§ EXERCISE MATERIALS:

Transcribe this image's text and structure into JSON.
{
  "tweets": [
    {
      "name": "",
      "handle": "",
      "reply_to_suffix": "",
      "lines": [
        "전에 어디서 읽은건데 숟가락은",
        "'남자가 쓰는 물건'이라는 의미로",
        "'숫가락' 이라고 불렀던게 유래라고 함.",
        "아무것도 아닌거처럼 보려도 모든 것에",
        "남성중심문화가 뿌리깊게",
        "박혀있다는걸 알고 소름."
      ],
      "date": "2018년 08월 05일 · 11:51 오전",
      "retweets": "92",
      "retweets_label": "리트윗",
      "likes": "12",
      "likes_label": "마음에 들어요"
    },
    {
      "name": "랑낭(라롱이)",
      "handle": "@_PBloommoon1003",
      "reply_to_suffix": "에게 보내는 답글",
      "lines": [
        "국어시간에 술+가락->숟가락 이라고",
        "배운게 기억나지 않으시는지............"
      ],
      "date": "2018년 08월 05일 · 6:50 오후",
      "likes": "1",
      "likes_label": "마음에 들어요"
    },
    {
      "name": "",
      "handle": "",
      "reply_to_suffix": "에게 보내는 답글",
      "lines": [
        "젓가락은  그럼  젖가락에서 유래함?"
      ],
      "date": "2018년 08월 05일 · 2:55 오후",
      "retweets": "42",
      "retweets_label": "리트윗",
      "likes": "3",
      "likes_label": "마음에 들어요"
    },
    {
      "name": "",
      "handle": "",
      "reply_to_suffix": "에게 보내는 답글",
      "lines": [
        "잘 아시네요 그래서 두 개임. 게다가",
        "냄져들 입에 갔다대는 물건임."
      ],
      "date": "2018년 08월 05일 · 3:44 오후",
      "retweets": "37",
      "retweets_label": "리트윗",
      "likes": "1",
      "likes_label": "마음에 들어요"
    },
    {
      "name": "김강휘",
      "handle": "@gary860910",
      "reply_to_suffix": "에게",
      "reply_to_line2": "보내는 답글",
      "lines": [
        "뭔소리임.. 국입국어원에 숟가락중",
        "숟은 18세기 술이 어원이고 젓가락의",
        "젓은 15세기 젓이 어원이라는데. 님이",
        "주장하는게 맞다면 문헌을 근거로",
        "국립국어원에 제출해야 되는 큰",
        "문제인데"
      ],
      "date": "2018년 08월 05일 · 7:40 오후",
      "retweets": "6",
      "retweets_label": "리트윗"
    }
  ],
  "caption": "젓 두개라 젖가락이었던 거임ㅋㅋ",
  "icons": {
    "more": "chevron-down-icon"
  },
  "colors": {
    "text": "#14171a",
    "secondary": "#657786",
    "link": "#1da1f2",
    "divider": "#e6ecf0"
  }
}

§ WHAT THE EXERCISE ASKS: Every entry above should be retyped exactly as shown.

§ TASK OUTPUT:
Transcribe this image's text and structure into JSON.
{
  "tweets": [
    {
      "name": "",
      "handle": "",
      "reply_to_suffix": "",
      "lines": [
        "전에 어디서 읽은건데 숟가락은",
        "'남자가 쓰는 물건'이라는 의미로",
        "'숫가락' 이라고 불렀던게 유래라고 함.",
        "아무것도 아닌거처럼 보려도 모든 것에",
        "남성중심문화가 뿌리깊게",
        "박혀있다는걸 알고 소름."
      ],
      "date": "2018년 08월 05일 · 11:51 오전",
      "retweets": "92",
      "retweets_label": "리트윗",
      "likes": "12",
      "likes_label": "마음에 들어요"
    },
    {
      "name": "랑낭(라롱이)",
      "handle": "@_PBloommoon1003",
      "reply_to_suffix": "에게 보내는 답글",
      "lines": [
        "국어시간에 술+가락->숟가락 이라고",
        "배운게 기억나지 않으시는지............"
      ],
      "date": "2018년 08월 05일 · 6:50 오후",
      "likes": "1",
      "likes_label": "마음에 들어요"
    },
    {
      "name": "",
      "handle": "",
      "reply_to_suffix": "에게 보내는 답글",
      "lines": [
        "젓가락은  그럼  젖가락에서 유래함?"
      ],
      "date": "2018년 08월 05일 · 2:55 오후",
      "retweets": "42",
      "retweets_label": "리트윗",
      "likes": "3",
      "likes_label": "마음에 들어요"
    },
    {
      "name": "",
      "handle": "",
      "reply_to_suffix": "에게 보내는 답글",
      "lines": [
        "잘 아시네요 그래서 두 개임. 게다가",
        "냄져들 입에 갔다대는 물건임."
      ],
      "date": "2018년 08월 05일 · 3:44 오후",
      "retweets": "37",
      "retweets_label": "리트윗",
      "likes": "1",
      "likes_label": "마음에 들어요"
    },
    {
      "name": "김강휘",
      "handle": "@gary860910",
      "reply_to_suffix": "에게",
      "reply_to_line2": "보내는 답글",
      "lines": [
        "뭔소리임.. 국입국어원에 숟가락중",
        "숟은 18세기 술이 어원이고 젓가락의",
        "젓은 15세기 젓이 어원이라는데. 님이",
        "주장하는게 맞다면 문헌을 근거로",
        "국립국어원에 제출해야 되는 큰",
        "문제인데"
      ],
      "date": "2018년 08월 05일 · 7:40 오후",
      "retweets": "6",
      "retweets_label": "리트윗"
    }
  ],
  "caption": "젓 두개라 젖가락이었던 거임ㅋㅋ",
  "icons": {
    "more": "chevron-down-icon"
  },
  "colors": {
    "text": "#14171a",
    "secondary": "#657786",
    "link": "#1da1f2",
    "divider": "#e6ecf0"
  }
}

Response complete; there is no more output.